[The exercise]: Copy out every line that contains the word "Hentai".

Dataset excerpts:
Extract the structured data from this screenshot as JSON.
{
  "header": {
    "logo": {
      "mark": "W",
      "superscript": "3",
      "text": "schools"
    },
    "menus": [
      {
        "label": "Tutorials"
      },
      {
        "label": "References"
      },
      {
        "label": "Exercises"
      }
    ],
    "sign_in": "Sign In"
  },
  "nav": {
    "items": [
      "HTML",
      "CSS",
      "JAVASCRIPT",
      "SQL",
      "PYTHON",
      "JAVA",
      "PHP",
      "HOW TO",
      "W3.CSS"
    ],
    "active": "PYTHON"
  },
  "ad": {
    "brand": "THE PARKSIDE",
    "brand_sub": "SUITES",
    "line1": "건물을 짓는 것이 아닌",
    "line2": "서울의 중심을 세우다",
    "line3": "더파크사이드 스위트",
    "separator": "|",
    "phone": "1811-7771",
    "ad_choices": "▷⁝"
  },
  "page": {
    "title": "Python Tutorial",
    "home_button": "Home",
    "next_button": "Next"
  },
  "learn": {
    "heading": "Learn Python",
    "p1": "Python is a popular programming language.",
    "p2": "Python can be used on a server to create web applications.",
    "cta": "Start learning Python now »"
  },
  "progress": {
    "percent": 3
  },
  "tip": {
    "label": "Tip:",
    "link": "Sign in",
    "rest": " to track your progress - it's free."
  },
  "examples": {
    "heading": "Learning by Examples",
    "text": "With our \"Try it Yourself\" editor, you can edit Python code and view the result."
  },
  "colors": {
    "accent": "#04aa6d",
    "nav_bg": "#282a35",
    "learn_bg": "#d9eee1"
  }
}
...
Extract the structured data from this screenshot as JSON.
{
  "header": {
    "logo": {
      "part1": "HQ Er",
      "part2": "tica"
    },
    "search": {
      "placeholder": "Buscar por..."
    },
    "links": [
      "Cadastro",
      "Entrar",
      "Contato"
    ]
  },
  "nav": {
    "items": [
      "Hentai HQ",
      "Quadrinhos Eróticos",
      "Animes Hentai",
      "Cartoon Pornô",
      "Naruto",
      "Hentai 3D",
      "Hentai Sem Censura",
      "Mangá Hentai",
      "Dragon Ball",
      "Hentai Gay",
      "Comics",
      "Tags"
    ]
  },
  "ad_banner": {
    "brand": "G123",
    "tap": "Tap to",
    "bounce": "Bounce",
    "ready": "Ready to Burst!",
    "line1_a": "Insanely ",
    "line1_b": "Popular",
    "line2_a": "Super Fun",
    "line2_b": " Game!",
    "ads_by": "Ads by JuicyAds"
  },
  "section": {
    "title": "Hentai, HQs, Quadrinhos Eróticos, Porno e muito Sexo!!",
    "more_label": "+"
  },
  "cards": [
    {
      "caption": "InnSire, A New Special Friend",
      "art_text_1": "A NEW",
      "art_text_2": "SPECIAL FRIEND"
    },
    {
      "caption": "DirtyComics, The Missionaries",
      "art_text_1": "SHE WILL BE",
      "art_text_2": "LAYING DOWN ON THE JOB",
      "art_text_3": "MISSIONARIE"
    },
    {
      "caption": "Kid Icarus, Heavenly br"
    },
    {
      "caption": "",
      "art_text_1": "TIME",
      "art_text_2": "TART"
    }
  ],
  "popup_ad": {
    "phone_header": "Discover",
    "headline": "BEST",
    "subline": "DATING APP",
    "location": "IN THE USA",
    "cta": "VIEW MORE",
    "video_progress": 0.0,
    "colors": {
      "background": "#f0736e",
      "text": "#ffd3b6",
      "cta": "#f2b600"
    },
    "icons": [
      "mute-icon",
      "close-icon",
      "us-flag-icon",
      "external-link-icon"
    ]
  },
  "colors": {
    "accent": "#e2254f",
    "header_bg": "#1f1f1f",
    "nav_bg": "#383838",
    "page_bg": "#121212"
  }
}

[Task result]:
      "Hentai HQ",
      "Animes Hentai",
      "Hentai 3D",
      "Hentai Sem Censura",
      "Mangá Hentai",
      "Hentai Gay",
    "title": "Hentai, HQs, Quadrinhos Eróticos, Porno e muito Sexo!!",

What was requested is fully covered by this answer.